TASK DESCRIPTION —
Return each line containing the string "using".

Dataset rows
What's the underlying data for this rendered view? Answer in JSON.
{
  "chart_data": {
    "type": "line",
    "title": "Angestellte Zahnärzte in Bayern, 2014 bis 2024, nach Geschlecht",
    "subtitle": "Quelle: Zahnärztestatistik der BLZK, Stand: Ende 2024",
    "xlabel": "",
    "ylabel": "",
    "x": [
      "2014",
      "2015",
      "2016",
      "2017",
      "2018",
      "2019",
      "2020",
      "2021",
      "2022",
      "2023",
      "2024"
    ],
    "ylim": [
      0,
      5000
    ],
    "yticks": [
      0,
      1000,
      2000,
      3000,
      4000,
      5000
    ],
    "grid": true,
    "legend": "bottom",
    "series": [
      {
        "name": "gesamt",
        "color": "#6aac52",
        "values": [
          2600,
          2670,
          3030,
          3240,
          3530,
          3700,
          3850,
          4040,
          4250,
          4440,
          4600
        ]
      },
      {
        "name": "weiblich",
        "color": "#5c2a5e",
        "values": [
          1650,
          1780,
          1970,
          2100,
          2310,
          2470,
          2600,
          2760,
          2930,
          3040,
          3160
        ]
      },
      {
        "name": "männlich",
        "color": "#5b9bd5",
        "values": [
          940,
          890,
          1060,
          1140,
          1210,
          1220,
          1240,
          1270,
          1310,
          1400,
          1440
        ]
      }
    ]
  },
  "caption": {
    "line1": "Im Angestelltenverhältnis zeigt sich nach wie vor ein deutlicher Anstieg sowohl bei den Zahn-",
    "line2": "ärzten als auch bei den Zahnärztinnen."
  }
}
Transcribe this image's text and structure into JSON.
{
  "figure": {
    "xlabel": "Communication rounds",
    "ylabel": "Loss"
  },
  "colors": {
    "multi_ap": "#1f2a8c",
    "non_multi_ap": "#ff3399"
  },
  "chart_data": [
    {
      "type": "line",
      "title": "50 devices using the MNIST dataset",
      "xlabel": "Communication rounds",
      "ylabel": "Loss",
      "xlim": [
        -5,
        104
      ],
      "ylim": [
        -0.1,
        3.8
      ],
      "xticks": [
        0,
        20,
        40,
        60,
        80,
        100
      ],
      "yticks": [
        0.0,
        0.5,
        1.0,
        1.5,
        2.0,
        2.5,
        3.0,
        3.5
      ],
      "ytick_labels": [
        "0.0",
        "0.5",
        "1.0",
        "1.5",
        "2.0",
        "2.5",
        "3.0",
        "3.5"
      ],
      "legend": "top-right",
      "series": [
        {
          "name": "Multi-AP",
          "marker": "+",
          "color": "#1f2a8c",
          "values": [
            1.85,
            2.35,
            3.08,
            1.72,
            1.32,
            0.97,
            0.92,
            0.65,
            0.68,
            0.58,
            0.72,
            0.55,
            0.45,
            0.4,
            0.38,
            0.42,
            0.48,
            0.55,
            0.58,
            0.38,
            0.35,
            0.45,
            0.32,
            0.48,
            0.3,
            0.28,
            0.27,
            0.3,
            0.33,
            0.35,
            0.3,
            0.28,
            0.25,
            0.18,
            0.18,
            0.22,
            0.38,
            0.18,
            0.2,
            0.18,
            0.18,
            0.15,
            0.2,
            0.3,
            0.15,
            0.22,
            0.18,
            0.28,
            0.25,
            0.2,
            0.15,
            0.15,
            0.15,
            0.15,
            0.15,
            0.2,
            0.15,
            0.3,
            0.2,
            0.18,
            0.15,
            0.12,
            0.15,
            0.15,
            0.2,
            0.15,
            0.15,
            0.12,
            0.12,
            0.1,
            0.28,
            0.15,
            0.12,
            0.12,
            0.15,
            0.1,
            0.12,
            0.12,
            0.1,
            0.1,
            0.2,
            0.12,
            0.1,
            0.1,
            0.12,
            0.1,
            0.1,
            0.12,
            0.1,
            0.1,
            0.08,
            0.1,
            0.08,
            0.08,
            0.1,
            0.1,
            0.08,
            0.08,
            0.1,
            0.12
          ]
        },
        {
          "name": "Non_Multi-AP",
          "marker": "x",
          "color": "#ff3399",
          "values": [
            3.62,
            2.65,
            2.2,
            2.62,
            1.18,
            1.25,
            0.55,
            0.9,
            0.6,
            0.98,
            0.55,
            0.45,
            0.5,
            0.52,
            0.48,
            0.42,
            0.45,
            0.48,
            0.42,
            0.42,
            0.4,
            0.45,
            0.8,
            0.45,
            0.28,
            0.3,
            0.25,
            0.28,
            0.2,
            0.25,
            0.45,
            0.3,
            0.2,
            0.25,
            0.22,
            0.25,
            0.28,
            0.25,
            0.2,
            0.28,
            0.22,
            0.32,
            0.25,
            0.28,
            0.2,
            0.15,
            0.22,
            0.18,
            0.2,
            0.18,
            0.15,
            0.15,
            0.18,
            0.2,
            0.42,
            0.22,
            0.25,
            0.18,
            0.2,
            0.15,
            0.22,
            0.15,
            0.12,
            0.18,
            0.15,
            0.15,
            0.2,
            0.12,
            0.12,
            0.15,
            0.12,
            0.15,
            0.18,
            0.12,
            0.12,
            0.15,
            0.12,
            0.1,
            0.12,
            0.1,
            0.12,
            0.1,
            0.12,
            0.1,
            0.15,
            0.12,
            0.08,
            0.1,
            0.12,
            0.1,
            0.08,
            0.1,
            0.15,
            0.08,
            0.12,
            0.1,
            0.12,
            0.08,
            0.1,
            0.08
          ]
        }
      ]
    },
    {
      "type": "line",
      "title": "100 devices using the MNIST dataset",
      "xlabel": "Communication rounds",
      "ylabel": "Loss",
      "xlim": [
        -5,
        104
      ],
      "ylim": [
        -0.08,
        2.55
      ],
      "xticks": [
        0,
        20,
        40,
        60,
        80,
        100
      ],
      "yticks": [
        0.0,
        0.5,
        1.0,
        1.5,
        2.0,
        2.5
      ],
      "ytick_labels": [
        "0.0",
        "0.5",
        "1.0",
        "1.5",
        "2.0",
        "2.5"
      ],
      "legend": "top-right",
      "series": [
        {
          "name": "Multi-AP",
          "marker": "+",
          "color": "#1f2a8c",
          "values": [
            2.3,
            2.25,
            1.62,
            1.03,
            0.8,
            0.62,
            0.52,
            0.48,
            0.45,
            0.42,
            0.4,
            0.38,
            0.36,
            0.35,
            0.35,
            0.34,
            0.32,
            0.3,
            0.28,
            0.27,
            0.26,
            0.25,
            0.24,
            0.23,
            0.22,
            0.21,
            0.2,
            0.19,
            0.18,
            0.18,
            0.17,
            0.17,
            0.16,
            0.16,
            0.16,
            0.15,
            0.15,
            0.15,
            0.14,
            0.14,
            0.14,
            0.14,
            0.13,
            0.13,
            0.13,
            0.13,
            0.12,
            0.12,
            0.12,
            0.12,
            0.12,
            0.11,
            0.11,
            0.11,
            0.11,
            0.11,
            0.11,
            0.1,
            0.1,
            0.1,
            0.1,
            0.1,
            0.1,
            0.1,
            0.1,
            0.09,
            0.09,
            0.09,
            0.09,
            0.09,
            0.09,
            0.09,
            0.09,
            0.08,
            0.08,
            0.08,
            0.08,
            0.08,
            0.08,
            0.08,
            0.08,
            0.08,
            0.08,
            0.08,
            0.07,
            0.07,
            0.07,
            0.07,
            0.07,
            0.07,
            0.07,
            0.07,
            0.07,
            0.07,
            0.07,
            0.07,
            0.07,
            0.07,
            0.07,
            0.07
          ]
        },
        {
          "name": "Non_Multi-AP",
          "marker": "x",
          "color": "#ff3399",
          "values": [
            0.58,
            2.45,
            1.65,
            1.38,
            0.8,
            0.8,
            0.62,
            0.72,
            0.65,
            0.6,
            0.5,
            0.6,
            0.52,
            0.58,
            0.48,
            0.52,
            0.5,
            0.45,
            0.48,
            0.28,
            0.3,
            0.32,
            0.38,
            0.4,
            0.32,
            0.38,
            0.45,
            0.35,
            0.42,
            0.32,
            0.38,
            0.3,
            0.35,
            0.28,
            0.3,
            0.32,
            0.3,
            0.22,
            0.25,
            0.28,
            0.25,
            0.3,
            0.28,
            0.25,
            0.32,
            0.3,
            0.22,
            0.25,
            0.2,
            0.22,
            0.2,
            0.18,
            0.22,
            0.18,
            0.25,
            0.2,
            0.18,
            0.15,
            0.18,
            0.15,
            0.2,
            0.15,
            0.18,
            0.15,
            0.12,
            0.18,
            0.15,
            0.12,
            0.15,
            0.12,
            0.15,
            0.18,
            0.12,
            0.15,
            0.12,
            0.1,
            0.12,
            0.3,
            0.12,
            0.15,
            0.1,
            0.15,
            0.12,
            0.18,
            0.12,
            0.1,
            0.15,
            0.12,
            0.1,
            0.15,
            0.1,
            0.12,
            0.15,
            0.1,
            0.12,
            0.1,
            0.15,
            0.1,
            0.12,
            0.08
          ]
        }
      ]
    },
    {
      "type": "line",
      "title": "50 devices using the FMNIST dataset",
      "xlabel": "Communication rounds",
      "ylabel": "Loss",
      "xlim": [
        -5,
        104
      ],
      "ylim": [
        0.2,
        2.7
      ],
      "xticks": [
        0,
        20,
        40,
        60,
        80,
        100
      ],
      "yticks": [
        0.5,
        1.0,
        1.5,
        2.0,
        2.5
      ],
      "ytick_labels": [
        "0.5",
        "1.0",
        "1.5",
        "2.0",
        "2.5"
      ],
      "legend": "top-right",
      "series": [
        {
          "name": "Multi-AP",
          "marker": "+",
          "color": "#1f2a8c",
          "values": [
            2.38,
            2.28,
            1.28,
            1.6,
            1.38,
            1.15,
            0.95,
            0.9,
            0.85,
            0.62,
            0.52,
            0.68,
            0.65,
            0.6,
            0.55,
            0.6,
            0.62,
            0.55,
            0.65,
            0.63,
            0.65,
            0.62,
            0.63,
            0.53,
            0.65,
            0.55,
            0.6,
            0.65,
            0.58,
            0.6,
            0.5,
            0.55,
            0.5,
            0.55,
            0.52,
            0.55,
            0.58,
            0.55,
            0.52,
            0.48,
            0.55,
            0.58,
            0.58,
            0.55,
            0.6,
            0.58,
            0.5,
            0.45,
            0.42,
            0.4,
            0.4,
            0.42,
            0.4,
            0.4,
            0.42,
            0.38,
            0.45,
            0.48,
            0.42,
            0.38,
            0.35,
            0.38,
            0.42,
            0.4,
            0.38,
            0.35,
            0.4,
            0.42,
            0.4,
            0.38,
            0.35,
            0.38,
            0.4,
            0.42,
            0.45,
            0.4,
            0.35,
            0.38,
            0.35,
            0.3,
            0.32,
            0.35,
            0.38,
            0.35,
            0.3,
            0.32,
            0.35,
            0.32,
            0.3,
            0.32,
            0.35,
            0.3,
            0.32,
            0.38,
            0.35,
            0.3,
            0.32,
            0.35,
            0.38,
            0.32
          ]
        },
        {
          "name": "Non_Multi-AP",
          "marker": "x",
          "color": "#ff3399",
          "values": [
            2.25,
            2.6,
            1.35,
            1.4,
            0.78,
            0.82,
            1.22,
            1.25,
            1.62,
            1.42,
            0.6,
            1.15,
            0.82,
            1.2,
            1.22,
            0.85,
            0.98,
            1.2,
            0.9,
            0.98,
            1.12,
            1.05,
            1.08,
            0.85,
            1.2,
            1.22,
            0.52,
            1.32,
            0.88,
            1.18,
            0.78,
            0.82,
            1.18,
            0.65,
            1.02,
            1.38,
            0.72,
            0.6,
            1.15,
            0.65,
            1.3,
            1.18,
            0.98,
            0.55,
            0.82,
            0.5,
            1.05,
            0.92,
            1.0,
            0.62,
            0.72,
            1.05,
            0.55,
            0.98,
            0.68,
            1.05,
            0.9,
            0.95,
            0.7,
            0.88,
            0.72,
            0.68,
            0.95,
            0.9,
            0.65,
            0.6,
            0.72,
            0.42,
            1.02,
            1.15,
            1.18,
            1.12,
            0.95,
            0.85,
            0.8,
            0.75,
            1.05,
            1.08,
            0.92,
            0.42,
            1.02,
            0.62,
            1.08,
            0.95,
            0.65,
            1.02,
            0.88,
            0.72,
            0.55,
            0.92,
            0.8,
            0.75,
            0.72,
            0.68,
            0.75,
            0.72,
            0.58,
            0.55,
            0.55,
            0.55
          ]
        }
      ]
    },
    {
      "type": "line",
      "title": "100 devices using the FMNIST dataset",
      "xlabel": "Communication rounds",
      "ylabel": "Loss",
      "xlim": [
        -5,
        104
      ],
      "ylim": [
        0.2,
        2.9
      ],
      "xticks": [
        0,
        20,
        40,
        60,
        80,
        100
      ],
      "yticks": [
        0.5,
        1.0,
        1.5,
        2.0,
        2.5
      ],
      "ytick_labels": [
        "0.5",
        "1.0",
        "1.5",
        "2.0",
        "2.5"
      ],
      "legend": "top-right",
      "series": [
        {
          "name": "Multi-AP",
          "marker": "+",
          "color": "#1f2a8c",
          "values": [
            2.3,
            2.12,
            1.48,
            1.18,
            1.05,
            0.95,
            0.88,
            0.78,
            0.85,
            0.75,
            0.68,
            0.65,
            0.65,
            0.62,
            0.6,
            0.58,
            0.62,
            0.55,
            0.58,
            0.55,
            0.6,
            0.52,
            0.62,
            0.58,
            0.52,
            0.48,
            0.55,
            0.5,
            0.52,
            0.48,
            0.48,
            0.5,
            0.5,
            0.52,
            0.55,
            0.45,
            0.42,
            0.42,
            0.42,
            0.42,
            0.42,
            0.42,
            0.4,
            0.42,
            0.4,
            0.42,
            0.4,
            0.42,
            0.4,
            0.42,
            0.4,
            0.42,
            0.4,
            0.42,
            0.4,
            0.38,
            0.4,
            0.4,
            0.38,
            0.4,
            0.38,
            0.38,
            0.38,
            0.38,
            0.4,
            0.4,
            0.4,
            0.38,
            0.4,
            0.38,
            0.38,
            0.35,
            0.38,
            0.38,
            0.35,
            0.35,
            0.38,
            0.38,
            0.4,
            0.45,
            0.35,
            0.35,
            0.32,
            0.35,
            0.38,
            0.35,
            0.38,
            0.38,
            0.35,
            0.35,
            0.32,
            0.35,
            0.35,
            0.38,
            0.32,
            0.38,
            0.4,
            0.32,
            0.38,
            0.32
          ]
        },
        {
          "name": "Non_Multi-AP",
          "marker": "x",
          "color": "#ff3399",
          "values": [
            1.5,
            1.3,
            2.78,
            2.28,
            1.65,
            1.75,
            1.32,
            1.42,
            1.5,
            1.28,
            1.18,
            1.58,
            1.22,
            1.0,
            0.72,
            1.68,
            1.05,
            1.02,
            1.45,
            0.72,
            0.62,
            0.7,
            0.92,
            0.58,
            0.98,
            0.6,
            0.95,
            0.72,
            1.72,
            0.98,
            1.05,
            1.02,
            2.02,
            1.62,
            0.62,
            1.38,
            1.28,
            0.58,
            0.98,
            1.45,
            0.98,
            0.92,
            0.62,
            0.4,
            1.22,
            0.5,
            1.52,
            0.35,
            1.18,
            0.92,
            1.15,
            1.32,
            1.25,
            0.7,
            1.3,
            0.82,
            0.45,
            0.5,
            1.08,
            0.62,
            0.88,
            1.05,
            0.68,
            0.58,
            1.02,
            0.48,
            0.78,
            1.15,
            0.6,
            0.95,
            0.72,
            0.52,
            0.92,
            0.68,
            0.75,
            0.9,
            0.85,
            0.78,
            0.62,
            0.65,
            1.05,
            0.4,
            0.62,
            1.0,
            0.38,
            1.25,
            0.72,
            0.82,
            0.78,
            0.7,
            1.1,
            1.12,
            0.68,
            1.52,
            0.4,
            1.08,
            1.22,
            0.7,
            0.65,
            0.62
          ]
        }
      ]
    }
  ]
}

SOLUTION —
      "title": "50 devices using the MNIST dataset",
      "title": "100 devices using the MNIST dataset",
      "title": "50 devices using the FMNIST dataset",
      "title": "100 devices using the FMNIST dataset",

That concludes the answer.